== STORED DATA ==
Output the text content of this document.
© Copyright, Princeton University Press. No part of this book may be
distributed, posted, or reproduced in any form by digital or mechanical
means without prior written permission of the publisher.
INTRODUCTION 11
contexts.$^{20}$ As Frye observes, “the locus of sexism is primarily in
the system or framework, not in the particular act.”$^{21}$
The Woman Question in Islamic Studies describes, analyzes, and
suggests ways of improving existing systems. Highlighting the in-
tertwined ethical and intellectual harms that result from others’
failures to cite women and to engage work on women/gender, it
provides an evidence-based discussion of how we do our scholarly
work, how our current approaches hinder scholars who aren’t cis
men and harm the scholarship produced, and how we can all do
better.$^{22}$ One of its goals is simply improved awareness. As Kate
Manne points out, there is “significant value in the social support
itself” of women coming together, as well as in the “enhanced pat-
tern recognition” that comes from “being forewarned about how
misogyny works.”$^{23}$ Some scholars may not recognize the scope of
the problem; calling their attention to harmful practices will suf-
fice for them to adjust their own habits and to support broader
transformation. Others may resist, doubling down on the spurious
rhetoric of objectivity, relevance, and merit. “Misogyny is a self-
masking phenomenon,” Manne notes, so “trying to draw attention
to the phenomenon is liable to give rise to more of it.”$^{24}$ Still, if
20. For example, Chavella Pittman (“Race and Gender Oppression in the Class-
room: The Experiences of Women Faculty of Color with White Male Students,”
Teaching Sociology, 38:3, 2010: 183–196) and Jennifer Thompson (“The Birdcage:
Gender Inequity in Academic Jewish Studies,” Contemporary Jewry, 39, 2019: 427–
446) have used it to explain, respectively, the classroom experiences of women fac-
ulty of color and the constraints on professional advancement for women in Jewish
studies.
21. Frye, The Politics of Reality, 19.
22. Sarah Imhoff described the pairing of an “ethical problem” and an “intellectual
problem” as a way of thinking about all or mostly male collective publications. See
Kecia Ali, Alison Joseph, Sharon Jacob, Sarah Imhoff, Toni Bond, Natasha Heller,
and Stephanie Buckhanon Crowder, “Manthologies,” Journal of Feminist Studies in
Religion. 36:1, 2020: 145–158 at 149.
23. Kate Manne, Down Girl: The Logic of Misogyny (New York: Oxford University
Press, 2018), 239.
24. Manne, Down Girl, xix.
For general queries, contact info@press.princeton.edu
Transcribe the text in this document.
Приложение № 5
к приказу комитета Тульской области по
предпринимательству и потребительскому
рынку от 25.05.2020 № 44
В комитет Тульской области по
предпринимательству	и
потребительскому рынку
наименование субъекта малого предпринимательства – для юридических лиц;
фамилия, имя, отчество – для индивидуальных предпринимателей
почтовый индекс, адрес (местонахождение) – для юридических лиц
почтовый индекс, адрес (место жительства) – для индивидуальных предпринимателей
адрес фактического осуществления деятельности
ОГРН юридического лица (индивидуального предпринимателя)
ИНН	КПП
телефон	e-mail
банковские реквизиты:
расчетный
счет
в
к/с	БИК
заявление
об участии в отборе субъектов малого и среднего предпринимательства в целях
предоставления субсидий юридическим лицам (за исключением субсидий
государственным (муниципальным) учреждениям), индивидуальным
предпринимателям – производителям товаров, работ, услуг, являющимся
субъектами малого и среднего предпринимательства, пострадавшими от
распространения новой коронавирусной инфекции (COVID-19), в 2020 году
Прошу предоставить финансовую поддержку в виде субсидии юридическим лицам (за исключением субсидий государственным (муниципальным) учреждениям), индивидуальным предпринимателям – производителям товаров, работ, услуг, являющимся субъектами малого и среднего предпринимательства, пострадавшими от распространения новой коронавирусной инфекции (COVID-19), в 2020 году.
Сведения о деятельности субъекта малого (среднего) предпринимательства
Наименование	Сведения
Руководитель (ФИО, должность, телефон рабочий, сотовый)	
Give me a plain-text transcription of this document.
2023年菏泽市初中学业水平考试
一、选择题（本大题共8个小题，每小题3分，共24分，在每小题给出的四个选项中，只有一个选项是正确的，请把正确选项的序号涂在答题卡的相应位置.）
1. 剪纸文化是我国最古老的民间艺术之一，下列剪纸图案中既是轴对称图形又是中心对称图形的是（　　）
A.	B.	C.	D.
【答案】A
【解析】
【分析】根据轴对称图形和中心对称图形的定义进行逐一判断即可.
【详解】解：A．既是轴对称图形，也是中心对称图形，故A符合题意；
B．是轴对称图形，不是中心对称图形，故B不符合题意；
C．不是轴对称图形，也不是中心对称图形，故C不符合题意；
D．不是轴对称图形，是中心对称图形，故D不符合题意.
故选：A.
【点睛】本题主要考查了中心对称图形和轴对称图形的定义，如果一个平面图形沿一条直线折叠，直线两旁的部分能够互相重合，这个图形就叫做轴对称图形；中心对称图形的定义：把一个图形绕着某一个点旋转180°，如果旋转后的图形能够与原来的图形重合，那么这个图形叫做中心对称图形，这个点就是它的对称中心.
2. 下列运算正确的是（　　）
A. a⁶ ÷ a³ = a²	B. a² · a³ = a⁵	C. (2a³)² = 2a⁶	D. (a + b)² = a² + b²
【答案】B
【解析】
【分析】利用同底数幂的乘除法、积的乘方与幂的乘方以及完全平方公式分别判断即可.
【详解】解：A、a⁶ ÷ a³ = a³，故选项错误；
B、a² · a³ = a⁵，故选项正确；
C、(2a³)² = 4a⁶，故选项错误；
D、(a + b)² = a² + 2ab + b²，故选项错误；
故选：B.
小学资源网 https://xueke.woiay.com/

== STATED PROBLEM ==
Everything from the line containing "Give me a plain-text" through the last line of the records must be given again exactly; leave out all other lines.

== EXERCISE RESPONSE ==
Give me a plain-text transcription of this document.
2023年菏泽市初中学业水平考试
一、选择题（本大题共8个小题，每小题3分，共24分，在每小题给出的四个选项中，只有一个选项是正确的，请把正确选项的序号涂在答题卡的相应位置.）
1. 剪纸文化是我国最古老的民间艺术之一，下列剪纸图案中既是轴对称图形又是中心对称图形的是（　　）
A.	B.	C.	D.
【答案】A
【解析】
【分析】根据轴对称图形和中心对称图形的定义进行逐一判断即可.
【详解】解：A．既是轴对称图形，也是中心对称图形，故A符合题意；
B．是轴对称图形，不是中心对称图形，故B不符合题意；
C．不是轴对称图形，也不是中心对称图形，故C不符合题意；
D．不是轴对称图形，是中心对称图形，故D不符合题意.
故选：A.
【点睛】本题主要考查了中心对称图形和轴对称图形的定义，如果一个平面图形沿一条直线折叠，直线两旁的部分能够互相重合，这个图形就叫做轴对称图形；中心对称图形的定义：把一个图形绕着某一个点旋转180°，如果旋转后的图形能够与原来的图形重合，那么这个图形叫做中心对称图形，这个点就是它的对称中心.
2. 下列运算正确的是（　　）
A. a⁶ ÷ a³ = a²	B. a² · a³ = a⁵	C. (2a³)² = 2a⁶	D. (a + b)² = a² + b²
【答案】B
【解析】
【分析】利用同底数幂的乘除法、积的乘方与幂的乘方以及完全平方公式分别判断即可.
【详解】解：A、a⁶ ÷ a³ = a³，故选项错误；
B、a² · a³ = a⁵，故选项正确；
C、(2a³)² = 4a⁶，故选项错误；
D、(a + b)² = a² + 2ab + b²，故选项错误；
故选：B.
小学资源网 https://xueke.woiay.com/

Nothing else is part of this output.